* TEKSTBLOK
Hij herinnert zich een gebeurtenis uit die tijd, die een diepe indruk op hem maakte. “Toen ik in Berkeley verbleef, in 1977, vond er een vrij bijzondere gebeurtenis plaats. Je had in die tijd de National Socialist Party of America, de Nazi partij – ze bestaan overigens nog steeds. Ze waren heel makkelijk te vinden in het telefoonboek, want hun logo stond in de kantlijn: een hakenkruis. Dat vind ik al vrij choquerend, maar als je daar tegen Amerikanen iets van zei kreeg je de reactie ‘Hoezo? Dit is een vrij land. We steunen het niet, maar je moet van goeden huize komen om dat te verbieden.’ In 1977 had die partij het plan om een demonstratie te organiseren in een klein voorstadje van Chicago: Skokie. Skokie was opzettelijk gekozen, want daar woonden bijna uitsluitend Joodse Amerikanen. Veel van hen hadden de concentratiekampen overleefd of waren nazaten van Holocaust slachtoffers. De burgemeester van Skokie vond het verschrikkelijk en wilde er geen toestemming voor geven. De partij zocht daarop de rechtbank op om te kijken of ze de demonstratie konden afdwingen.”

Lay-outitems op basis van afbeeldingen
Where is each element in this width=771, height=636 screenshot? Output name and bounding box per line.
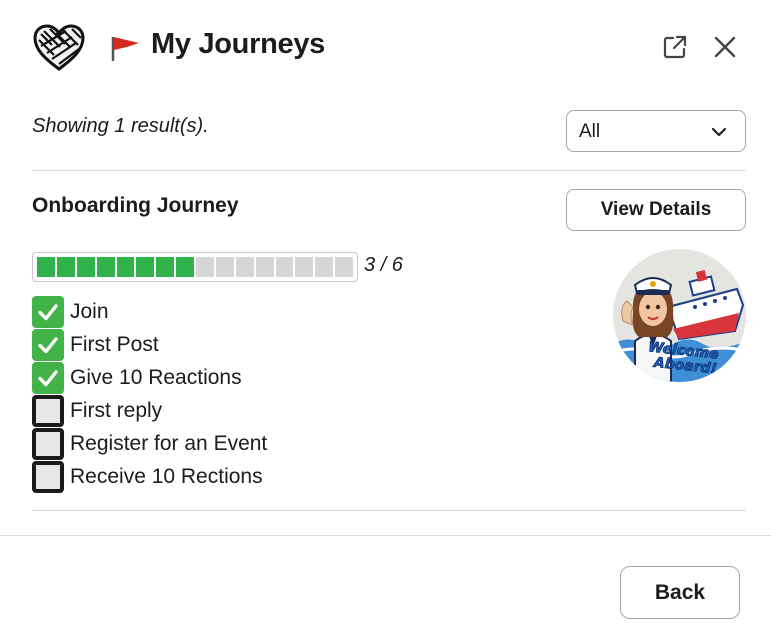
task-label: Receive 10 Rections bbox=[70, 464, 263, 488]
task-label: First Post bbox=[70, 332, 159, 356]
progress-segment-filled bbox=[37, 257, 55, 277]
empty-checkbox-icon bbox=[32, 394, 64, 427]
task-list: Join First Post Give 10 Reactions First rep… bbox=[32, 295, 267, 493]
progress-segment-filled bbox=[76, 257, 95, 277]
progress-segment-empty bbox=[235, 257, 254, 277]
progress-segment-empty bbox=[335, 257, 353, 277]
progress-segment-empty bbox=[215, 257, 234, 277]
progress-segment-filled bbox=[116, 257, 135, 277]
close-button[interactable] bbox=[708, 30, 742, 64]
empty-checkbox-icon bbox=[32, 460, 64, 493]
modal-header: My Journeys bbox=[0, 0, 771, 95]
divider bbox=[32, 510, 746, 511]
progress-segment-filled bbox=[176, 257, 194, 277]
footer-divider bbox=[0, 535, 771, 536]
divider bbox=[32, 170, 746, 171]
check-mark-icon bbox=[32, 361, 64, 394]
external-link-icon bbox=[663, 35, 687, 59]
rope-heart-icon bbox=[32, 24, 86, 72]
result-count-text: Showing 1 result(s). bbox=[32, 115, 209, 137]
task-item: Join bbox=[32, 295, 267, 328]
journey-filter-value: All bbox=[579, 121, 601, 142]
progress-segment-filled bbox=[56, 257, 75, 277]
popout-button[interactable] bbox=[658, 30, 692, 64]
progress-segment-empty bbox=[315, 257, 334, 277]
welcome-aboard-badge: Welcome Aboard! bbox=[613, 249, 746, 382]
journey-filter-select[interactable]: All bbox=[566, 110, 746, 152]
chevron-down-icon bbox=[711, 127, 727, 137]
page-title: My Journeys bbox=[151, 28, 325, 60]
progress-segment-filled bbox=[156, 257, 175, 277]
progress-segment-empty bbox=[255, 257, 274, 277]
task-item: First reply bbox=[32, 394, 267, 427]
progress-track bbox=[37, 257, 353, 277]
task-label: Give 10 Reactions bbox=[70, 365, 242, 389]
journey-progress-bar bbox=[32, 252, 358, 282]
check-mark-icon bbox=[32, 328, 64, 361]
back-button[interactable]: Back bbox=[620, 566, 740, 619]
progress-segment-filled bbox=[96, 257, 115, 277]
red-flag-icon bbox=[110, 34, 142, 62]
task-item: First Post bbox=[32, 328, 267, 361]
progress-segment-empty bbox=[275, 257, 294, 277]
task-label: Join bbox=[70, 299, 109, 323]
task-label: First reply bbox=[70, 398, 163, 422]
progress-segment-empty bbox=[196, 257, 214, 277]
progress-count: 3 / 6 bbox=[364, 254, 403, 276]
progress-segment-filled bbox=[136, 257, 155, 277]
close-icon bbox=[714, 36, 736, 58]
task-item: Register for an Event bbox=[32, 427, 267, 460]
check-mark-icon bbox=[32, 295, 64, 328]
task-item: Receive 10 Rections bbox=[32, 460, 267, 493]
empty-checkbox-icon bbox=[32, 427, 64, 460]
progress-segment-empty bbox=[295, 257, 314, 277]
task-label: Register for an Event bbox=[70, 431, 268, 455]
task-item: Give 10 Reactions bbox=[32, 361, 267, 394]
journey-title: Onboarding Journey bbox=[32, 194, 239, 217]
view-details-button[interactable]: View Details bbox=[566, 189, 746, 231]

* OPDRACHT
Zet de tekst over de geplande nazidemonstratie in Skokie voort, te beginnen na de laatste zin.

* VERWACHT ANTWOORD
De maatschappelijke reactie op dit gebeuren was voor een Europeaan vrij verbazingwekkend, vertelt hij verder. “De partij werd gesteund door de ACLU – de Amerikaanse Civil Liberties Union. Dat is een extreem liberale organisatie en dan bedoel ik liberaal in de Amerikaanse zin van het woord. Ook zij vonden die demonstratie een afschuwelijk idee, maar ze zagen ook een hoger principe – namelijk de vrijheid om te demonstreren waar je wilt.” De demonstratie is uiteindelijk niet doorgegaan, maar het had niet veel gescheeld. “Als ik daar aan mijn Amerikaanse vrienden uitlegde dat je in Nederland per kerende post een definitieve afwijzing van zo’n vergunning zou ontvangen, dan keken ze je aan alsof je uit een politiestaat kwam. Het is een voorbeeld van een andere prioritering die me is bijgebleven als een grote culture shock.”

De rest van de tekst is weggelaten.